Dataset rows about figures:
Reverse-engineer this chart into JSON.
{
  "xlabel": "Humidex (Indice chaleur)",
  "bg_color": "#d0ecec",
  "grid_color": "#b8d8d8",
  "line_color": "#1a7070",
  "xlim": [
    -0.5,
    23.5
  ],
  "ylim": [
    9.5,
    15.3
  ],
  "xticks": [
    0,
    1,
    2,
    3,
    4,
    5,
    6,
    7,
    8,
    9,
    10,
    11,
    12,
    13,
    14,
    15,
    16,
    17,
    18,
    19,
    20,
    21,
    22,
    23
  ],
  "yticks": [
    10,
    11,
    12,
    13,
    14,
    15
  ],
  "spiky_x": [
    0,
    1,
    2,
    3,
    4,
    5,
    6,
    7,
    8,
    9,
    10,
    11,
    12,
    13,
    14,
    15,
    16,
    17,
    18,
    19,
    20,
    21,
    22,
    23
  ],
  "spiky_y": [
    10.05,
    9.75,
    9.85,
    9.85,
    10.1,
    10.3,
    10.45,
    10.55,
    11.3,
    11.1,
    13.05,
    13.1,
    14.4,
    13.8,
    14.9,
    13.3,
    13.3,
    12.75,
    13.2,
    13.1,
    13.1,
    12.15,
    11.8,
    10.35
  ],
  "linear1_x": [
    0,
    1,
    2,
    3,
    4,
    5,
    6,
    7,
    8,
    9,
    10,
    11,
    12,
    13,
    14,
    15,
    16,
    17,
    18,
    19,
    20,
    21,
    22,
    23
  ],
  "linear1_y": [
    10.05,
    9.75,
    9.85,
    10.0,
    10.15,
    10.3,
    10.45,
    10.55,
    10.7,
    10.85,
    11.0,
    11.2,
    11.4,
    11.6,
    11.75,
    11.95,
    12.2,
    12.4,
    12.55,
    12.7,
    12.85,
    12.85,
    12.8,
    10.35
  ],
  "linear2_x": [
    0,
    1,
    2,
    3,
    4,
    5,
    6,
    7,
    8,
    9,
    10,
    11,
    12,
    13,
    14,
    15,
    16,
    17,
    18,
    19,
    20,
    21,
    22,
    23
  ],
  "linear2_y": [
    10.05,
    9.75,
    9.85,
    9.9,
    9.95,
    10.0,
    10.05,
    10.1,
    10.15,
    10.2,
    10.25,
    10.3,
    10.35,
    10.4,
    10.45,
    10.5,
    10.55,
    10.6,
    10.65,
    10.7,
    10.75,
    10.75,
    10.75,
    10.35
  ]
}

■ WHAT IS EXPECTED
Reproduce the data in full, exactly as presented.

■ FINISHED TASK
Reverse-engineer this chart into JSON.
{
  "xlabel": "Humidex (Indice chaleur)",
  "bg_color": "#d0ecec",
  "grid_color": "#b8d8d8",
  "line_color": "#1a7070",
  "xlim": [
    -0.5,
    23.5
  ],
  "ylim": [
    9.5,
    15.3
  ],
  "xticks": [
    0,
    1,
    2,
    3,
    4,
    5,
    6,
    7,
    8,
    9,
    10,
    11,
    12,
    13,
    14,
    15,
    16,
    17,
    18,
    19,
    20,
    21,
    22,
    23
  ],
  "yticks": [
    10,
    11,
    12,
    13,
    14,
    15
  ],
  "spiky_x": [
    0,
    1,
    2,
    3,
    4,
    5,
    6,
    7,
    8,
    9,
    10,
    11,
    12,
    13,
    14,
    15,
    16,
    17,
    18,
    19,
    20,
    21,
    22,
    23
  ],
  "spiky_y": [
    10.05,
    9.75,
    9.85,
    9.85,
    10.1,
    10.3,
    10.45,
    10.55,
    11.3,
    11.1,
    13.05,
    13.1,
    14.4,
    13.8,
    14.9,
    13.3,
    13.3,
    12.75,
    13.2,
    13.1,
    13.1,
    12.15,
    11.8,
    10.35
  ],
  "linear1_x": [
    0,
    1,
    2,
    3,
    4,
    5,
    6,
    7,
    8,
    9,
    10,
    11,
    12,
    13,
    14,
    15,
    16,
    17,
    18,
    19,
    20,
    21,
    22,
    23
  ],
  "linear1_y": [
    10.05,
    9.75,
    9.85,
    10.0,
    10.15,
    10.3,
    10.45,
    10.55,
    10.7,
    10.85,
    11.0,
    11.2,
    11.4,
    11.6,
    11.75,
    11.95,
    12.2,
    12.4,
    12.55,
    12.7,
    12.85,
    12.85,
    12.8,
    10.35
  ],
  "linear2_x": [
    0,
    1,
    2,
    3,
    4,
    5,
    6,
    7,
    8,
    9,
    10,
    11,
    12,
    13,
    14,
    15,
    16,
    17,
    18,
    19,
    20,
    21,
    22,
    23
  ],
  "linear2_y": [
    10.05,
    9.75,
    9.85,
    9.9,
    9.95,
    10.0,
    10.05,
    10.1,
    10.15,
    10.2,
    10.25,
    10.3,
    10.35,
    10.4,
    10.45,
    10.5,
    10.55,
    10.6,
    10.65,
    10.7,
    10.75,
    10.75,
    10.75,
    10.35
  ]
}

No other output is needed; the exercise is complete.